(Dataset rows about figures)

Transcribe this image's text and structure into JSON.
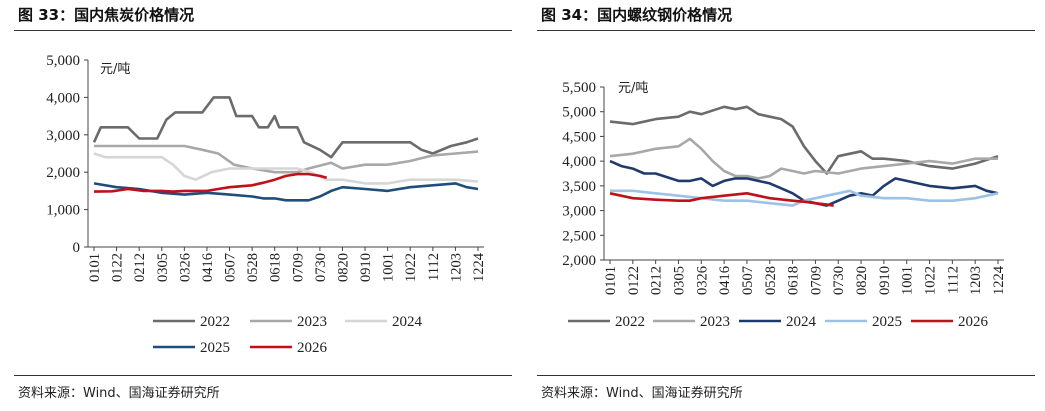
{
  "panels": [
    {
      "title": "图 33：国内焦炭价格情况",
      "source": "资料来源：Wind、国海证券研究所",
      "chart_data": {
        "type": "line",
        "unit_label": "元/吨",
        "ylim": [
          0,
          5000
        ],
        "yticks": [
          "5,000",
          "4,000",
          "3,000",
          "2,000",
          "1,000",
          "0"
        ],
        "ytick_values": [
          5000,
          4000,
          3000,
          2000,
          1000,
          0
        ],
        "x_categories": [
          "0101",
          "0122",
          "0212",
          "0305",
          "0326",
          "0416",
          "0507",
          "0528",
          "0618",
          "0709",
          "0730",
          "0820",
          "0910",
          "1001",
          "1022",
          "1112",
          "1203",
          "1224"
        ],
        "legend_position": "bottom",
        "series": [
          {
            "name": "2022",
            "color": "#6b6b6b",
            "x_end": 17,
            "values": [
              [
                0,
                2800
              ],
              [
                0.3,
                3200
              ],
              [
                1.5,
                3200
              ],
              [
                2,
                2900
              ],
              [
                2.8,
                2900
              ],
              [
                3.2,
                3400
              ],
              [
                3.6,
                3600
              ],
              [
                4.8,
                3600
              ],
              [
                5.3,
                4000
              ],
              [
                6,
                4000
              ],
              [
                6.3,
                3500
              ],
              [
                7,
                3500
              ],
              [
                7.3,
                3200
              ],
              [
                7.7,
                3200
              ],
              [
                8,
                3500
              ],
              [
                8.2,
                3200
              ],
              [
                9,
                3200
              ],
              [
                9.3,
                2800
              ],
              [
                10,
                2600
              ],
              [
                10.5,
                2400
              ],
              [
                11,
                2800
              ],
              [
                14,
                2800
              ],
              [
                14.5,
                2600
              ],
              [
                15,
                2500
              ],
              [
                15.8,
                2700
              ],
              [
                16.5,
                2800
              ],
              [
                17,
                2900
              ]
            ]
          },
          {
            "name": "2023",
            "color": "#a8a8a8",
            "x_end": 17,
            "values": [
              [
                0,
                2700
              ],
              [
                4,
                2700
              ],
              [
                4.8,
                2600
              ],
              [
                5.5,
                2500
              ],
              [
                6.2,
                2200
              ],
              [
                7,
                2100
              ],
              [
                8,
                2000
              ],
              [
                9,
                2000
              ],
              [
                9.5,
                2100
              ],
              [
                10.5,
                2250
              ],
              [
                11,
                2100
              ],
              [
                12,
                2200
              ],
              [
                13,
                2200
              ],
              [
                14,
                2300
              ],
              [
                15,
                2450
              ],
              [
                16,
                2500
              ],
              [
                17,
                2550
              ]
            ]
          },
          {
            "name": "2024",
            "color": "#d6d6d6",
            "x_end": 17,
            "values": [
              [
                0,
                2500
              ],
              [
                0.5,
                2400
              ],
              [
                3,
                2400
              ],
              [
                3.5,
                2200
              ],
              [
                4,
                1900
              ],
              [
                4.5,
                1800
              ],
              [
                5.2,
                2000
              ],
              [
                6,
                2100
              ],
              [
                8,
                2100
              ],
              [
                9,
                2100
              ],
              [
                9.6,
                2000
              ],
              [
                10.3,
                1800
              ],
              [
                11,
                1800
              ],
              [
                12,
                1700
              ],
              [
                13,
                1700
              ],
              [
                14,
                1800
              ],
              [
                15,
                1800
              ],
              [
                16,
                1800
              ],
              [
                17,
                1750
              ]
            ]
          },
          {
            "name": "2025",
            "color": "#1f4e7a",
            "x_end": 17,
            "values": [
              [
                0,
                1700
              ],
              [
                1,
                1600
              ],
              [
                2,
                1550
              ],
              [
                3,
                1450
              ],
              [
                4,
                1400
              ],
              [
                5,
                1450
              ],
              [
                6,
                1400
              ],
              [
                7,
                1350
              ],
              [
                7.5,
                1300
              ],
              [
                8,
                1300
              ],
              [
                8.5,
                1250
              ],
              [
                9.5,
                1250
              ],
              [
                10,
                1350
              ],
              [
                10.5,
                1500
              ],
              [
                11,
                1600
              ],
              [
                12,
                1550
              ],
              [
                13,
                1500
              ],
              [
                14,
                1600
              ],
              [
                15,
                1650
              ],
              [
                16,
                1700
              ],
              [
                16.5,
                1600
              ],
              [
                17,
                1550
              ]
            ]
          },
          {
            "name": "2026",
            "color": "#c0101a",
            "x_end": 10.3,
            "values": [
              [
                0,
                1480
              ],
              [
                0.8,
                1490
              ],
              [
                1.5,
                1550
              ],
              [
                2.2,
                1500
              ],
              [
                3,
                1500
              ],
              [
                3.5,
                1480
              ],
              [
                4,
                1500
              ],
              [
                5,
                1500
              ],
              [
                5.5,
                1550
              ],
              [
                6,
                1600
              ],
              [
                7,
                1650
              ],
              [
                7.5,
                1720
              ],
              [
                8,
                1800
              ],
              [
                8.5,
                1900
              ],
              [
                9,
                1950
              ],
              [
                9.5,
                1950
              ],
              [
                10,
                1900
              ],
              [
                10.3,
                1850
              ]
            ]
          }
        ]
      }
    },
    {
      "title": "图 34：国内螺纹钢价格情况",
      "source": "资料来源：Wind、国海证券研究所",
      "chart_data": {
        "type": "line",
        "unit_label": "元/吨",
        "ylim": [
          2000,
          5500
        ],
        "yticks": [
          "5,500",
          "5,000",
          "4,500",
          "4,000",
          "3,500",
          "3,000",
          "2,500",
          "2,000"
        ],
        "ytick_values": [
          5500,
          5000,
          4500,
          4000,
          3500,
          3000,
          2500,
          2000
        ],
        "x_categories": [
          "0101",
          "0122",
          "0212",
          "0305",
          "0326",
          "0416",
          "0507",
          "0528",
          "0618",
          "0709",
          "0730",
          "0820",
          "0910",
          "1001",
          "1022",
          "1112",
          "1203",
          "1224"
        ],
        "legend_position": "bottom",
        "series": [
          {
            "name": "2022",
            "color": "#6b6b6b",
            "values": [
              [
                0,
                4800
              ],
              [
                1,
                4750
              ],
              [
                2,
                4850
              ],
              [
                3,
                4900
              ],
              [
                3.5,
                5000
              ],
              [
                4,
                4950
              ],
              [
                5,
                5100
              ],
              [
                5.5,
                5050
              ],
              [
                6,
                5100
              ],
              [
                6.5,
                4950
              ],
              [
                7,
                4900
              ],
              [
                7.5,
                4850
              ],
              [
                8,
                4700
              ],
              [
                8.5,
                4300
              ],
              [
                9,
                4000
              ],
              [
                9.5,
                3750
              ],
              [
                10,
                4100
              ],
              [
                11,
                4200
              ],
              [
                11.5,
                4050
              ],
              [
                12,
                4050
              ],
              [
                13,
                4000
              ],
              [
                14,
                3900
              ],
              [
                15,
                3850
              ],
              [
                16,
                3950
              ],
              [
                17,
                4100
              ]
            ]
          },
          {
            "name": "2023",
            "color": "#a8a8a8",
            "values": [
              [
                0,
                4100
              ],
              [
                1,
                4150
              ],
              [
                2,
                4250
              ],
              [
                3,
                4300
              ],
              [
                3.5,
                4450
              ],
              [
                4,
                4250
              ],
              [
                4.5,
                4000
              ],
              [
                5,
                3800
              ],
              [
                5.5,
                3700
              ],
              [
                6,
                3700
              ],
              [
                6.5,
                3650
              ],
              [
                7,
                3700
              ],
              [
                7.5,
                3850
              ],
              [
                8,
                3800
              ],
              [
                8.5,
                3750
              ],
              [
                9,
                3800
              ],
              [
                10,
                3750
              ],
              [
                11,
                3850
              ],
              [
                12,
                3900
              ],
              [
                13,
                3950
              ],
              [
                14,
                4000
              ],
              [
                15,
                3950
              ],
              [
                16,
                4050
              ],
              [
                17,
                4050
              ]
            ]
          },
          {
            "name": "2024",
            "color": "#1f3b6e",
            "values": [
              [
                0,
                4000
              ],
              [
                0.5,
                3900
              ],
              [
                1,
                3850
              ],
              [
                1.5,
                3750
              ],
              [
                2,
                3750
              ],
              [
                3,
                3600
              ],
              [
                3.5,
                3600
              ],
              [
                4,
                3650
              ],
              [
                4.5,
                3500
              ],
              [
                5,
                3600
              ],
              [
                5.5,
                3650
              ],
              [
                6,
                3650
              ],
              [
                7,
                3550
              ],
              [
                7.5,
                3450
              ],
              [
                8,
                3350
              ],
              [
                8.5,
                3200
              ],
              [
                9,
                3150
              ],
              [
                9.5,
                3100
              ],
              [
                10,
                3200
              ],
              [
                10.5,
                3300
              ],
              [
                11,
                3350
              ],
              [
                11.5,
                3300
              ],
              [
                12,
                3500
              ],
              [
                12.5,
                3650
              ],
              [
                13,
                3600
              ],
              [
                14,
                3500
              ],
              [
                15,
                3450
              ],
              [
                16,
                3500
              ],
              [
                16.5,
                3400
              ],
              [
                17,
                3350
              ]
            ]
          },
          {
            "name": "2025",
            "color": "#9cc3e6",
            "values": [
              [
                0,
                3400
              ],
              [
                1,
                3400
              ],
              [
                2,
                3350
              ],
              [
                3,
                3300
              ],
              [
                4,
                3250
              ],
              [
                5,
                3200
              ],
              [
                6,
                3200
              ],
              [
                7,
                3150
              ],
              [
                8,
                3100
              ],
              [
                8.5,
                3200
              ],
              [
                9,
                3250
              ],
              [
                9.5,
                3300
              ],
              [
                10,
                3350
              ],
              [
                10.5,
                3400
              ],
              [
                11,
                3300
              ],
              [
                12,
                3250
              ],
              [
                13,
                3250
              ],
              [
                14,
                3200
              ],
              [
                15,
                3200
              ],
              [
                16,
                3250
              ],
              [
                17,
                3350
              ]
            ]
          },
          {
            "name": "2026",
            "color": "#c0101a",
            "x_end": 9.8,
            "values": [
              [
                0,
                3350
              ],
              [
                1,
                3250
              ],
              [
                2,
                3220
              ],
              [
                3,
                3200
              ],
              [
                3.5,
                3200
              ],
              [
                4,
                3250
              ],
              [
                5,
                3300
              ],
              [
                6,
                3350
              ],
              [
                7,
                3250
              ],
              [
                8,
                3200
              ],
              [
                8.5,
                3180
              ],
              [
                9,
                3150
              ],
              [
                9.5,
                3120
              ],
              [
                9.8,
                3100
              ]
            ]
          }
        ]
      }
    }
  ]
}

**Task requirements:**
Find every line in the records above that holds the word "title", and copy each one.

**The reply:**
      "title": "图 33：国内焦炭价格情况",
      "title": "图 34：国内螺纹钢价格情况",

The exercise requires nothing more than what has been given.